*MATERIAL FOR THIS TASK*.
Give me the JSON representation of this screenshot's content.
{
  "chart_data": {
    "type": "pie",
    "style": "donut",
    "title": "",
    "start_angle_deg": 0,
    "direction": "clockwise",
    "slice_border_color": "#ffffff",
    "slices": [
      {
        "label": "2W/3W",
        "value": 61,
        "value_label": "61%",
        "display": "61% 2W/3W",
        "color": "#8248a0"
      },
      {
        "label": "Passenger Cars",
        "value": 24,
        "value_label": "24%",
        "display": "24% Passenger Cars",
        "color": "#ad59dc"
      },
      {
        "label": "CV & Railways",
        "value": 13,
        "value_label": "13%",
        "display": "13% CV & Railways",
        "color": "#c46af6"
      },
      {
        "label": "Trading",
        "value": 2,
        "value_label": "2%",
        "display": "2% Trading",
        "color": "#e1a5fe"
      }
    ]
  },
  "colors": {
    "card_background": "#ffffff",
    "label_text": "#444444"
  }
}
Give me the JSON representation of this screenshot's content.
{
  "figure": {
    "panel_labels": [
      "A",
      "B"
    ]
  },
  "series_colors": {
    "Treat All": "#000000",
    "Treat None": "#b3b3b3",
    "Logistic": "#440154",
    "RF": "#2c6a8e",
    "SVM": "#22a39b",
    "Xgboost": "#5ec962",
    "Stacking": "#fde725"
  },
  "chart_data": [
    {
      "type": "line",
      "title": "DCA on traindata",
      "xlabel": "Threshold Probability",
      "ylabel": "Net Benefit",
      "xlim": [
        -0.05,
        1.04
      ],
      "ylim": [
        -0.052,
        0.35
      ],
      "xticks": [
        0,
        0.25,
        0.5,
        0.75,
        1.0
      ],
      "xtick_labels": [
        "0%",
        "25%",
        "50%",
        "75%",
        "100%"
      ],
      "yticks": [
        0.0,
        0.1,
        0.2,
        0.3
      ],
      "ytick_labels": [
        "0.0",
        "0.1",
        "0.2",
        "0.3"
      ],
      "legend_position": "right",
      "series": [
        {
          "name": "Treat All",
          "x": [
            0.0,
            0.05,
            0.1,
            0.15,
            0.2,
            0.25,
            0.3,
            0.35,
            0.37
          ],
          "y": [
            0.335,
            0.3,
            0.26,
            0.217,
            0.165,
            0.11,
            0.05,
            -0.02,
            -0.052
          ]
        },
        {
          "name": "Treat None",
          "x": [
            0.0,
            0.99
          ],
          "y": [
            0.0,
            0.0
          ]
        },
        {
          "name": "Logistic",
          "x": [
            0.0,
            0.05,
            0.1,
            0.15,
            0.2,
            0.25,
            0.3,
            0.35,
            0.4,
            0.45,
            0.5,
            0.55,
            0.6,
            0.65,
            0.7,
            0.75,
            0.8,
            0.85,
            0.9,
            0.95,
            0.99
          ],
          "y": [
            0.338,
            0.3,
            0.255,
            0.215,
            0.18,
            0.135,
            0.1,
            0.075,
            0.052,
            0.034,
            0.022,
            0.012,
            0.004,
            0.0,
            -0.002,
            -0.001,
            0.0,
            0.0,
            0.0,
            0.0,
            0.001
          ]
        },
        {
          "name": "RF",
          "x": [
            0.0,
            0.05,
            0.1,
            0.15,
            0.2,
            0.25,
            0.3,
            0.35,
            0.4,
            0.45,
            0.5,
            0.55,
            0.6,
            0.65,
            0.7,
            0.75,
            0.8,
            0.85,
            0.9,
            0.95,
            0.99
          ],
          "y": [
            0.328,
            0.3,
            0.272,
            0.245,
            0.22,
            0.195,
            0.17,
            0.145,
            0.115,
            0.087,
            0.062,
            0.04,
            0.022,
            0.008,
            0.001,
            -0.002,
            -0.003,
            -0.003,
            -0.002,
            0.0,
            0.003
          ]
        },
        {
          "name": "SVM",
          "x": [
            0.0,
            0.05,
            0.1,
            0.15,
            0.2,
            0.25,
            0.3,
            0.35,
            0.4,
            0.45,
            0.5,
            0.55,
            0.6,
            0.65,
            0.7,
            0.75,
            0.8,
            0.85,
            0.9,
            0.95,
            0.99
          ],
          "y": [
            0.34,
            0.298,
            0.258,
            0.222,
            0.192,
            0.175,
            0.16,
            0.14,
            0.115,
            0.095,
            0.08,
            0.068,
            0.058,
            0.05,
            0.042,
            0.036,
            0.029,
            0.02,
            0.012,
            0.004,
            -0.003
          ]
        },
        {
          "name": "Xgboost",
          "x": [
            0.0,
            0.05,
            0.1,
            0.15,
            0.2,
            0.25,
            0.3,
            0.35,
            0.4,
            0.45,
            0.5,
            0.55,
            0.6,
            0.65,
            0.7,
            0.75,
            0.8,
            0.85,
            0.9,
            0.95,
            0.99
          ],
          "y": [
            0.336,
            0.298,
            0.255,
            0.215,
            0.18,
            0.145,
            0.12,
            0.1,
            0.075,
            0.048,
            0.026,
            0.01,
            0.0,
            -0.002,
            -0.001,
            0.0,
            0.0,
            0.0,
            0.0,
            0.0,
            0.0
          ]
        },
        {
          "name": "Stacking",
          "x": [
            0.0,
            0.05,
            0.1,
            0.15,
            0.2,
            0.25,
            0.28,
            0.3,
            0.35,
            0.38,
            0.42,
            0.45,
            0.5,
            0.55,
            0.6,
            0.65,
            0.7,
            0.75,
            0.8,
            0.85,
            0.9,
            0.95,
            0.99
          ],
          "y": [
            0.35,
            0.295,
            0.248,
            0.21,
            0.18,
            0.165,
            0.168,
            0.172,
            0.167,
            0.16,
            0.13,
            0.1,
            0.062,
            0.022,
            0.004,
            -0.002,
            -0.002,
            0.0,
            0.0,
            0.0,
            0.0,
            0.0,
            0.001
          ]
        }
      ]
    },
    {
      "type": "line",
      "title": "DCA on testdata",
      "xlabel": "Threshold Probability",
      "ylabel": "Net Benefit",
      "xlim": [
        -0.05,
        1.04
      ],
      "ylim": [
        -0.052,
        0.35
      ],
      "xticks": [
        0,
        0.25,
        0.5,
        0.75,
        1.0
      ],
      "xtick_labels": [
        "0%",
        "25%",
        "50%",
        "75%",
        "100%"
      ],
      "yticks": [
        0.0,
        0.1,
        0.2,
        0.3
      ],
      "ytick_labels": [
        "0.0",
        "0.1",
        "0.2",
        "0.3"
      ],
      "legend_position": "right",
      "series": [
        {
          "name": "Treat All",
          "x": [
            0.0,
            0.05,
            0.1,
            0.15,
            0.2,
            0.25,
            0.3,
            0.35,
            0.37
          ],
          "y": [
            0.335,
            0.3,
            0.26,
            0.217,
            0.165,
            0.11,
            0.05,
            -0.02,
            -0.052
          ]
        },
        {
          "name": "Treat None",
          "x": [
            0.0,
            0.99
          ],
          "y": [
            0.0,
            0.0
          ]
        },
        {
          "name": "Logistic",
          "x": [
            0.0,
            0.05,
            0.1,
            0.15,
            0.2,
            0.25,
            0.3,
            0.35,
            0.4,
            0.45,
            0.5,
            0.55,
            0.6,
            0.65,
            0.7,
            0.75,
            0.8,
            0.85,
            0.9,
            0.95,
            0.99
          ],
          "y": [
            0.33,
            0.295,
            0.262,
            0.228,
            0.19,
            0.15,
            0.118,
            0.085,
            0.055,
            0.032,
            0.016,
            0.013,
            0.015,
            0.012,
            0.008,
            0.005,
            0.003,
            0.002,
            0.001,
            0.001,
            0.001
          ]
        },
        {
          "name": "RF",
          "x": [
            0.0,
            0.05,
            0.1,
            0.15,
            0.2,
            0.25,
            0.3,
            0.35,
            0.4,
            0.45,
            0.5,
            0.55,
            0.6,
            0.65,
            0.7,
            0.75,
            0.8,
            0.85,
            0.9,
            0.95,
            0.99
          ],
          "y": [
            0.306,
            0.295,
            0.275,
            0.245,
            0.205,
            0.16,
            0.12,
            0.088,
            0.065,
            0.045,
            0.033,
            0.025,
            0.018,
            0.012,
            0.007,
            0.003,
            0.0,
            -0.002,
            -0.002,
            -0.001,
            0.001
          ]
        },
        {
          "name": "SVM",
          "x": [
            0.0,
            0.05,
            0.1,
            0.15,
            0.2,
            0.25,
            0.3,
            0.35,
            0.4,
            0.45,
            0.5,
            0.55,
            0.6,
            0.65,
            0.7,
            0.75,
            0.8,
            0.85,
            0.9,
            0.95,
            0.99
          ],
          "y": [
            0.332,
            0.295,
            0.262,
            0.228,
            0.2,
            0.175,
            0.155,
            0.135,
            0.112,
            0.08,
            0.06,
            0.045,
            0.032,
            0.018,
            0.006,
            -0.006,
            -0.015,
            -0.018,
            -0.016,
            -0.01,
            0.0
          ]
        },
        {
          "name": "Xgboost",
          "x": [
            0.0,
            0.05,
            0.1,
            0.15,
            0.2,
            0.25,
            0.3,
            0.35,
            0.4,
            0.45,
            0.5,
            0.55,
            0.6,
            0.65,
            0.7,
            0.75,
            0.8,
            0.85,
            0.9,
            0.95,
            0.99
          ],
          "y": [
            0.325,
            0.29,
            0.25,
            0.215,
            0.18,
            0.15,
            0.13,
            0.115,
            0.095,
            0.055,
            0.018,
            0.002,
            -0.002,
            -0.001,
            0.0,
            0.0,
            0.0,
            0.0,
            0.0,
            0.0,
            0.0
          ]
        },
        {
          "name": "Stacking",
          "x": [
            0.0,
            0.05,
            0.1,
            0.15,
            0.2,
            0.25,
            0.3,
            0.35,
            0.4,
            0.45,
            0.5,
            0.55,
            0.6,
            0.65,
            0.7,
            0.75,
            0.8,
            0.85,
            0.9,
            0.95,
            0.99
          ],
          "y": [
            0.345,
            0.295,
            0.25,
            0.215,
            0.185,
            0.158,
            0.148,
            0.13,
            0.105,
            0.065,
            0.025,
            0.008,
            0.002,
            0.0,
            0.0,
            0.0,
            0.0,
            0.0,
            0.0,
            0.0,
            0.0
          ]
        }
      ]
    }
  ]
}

*EXERCISE OBJECTIVE*. Pick out lines containing the word "ffffff", each one as written.

*OUTPUT FOR THIS TASK*.
    "slice_border_color": "#ffffff",
    "card_background": "#ffffff",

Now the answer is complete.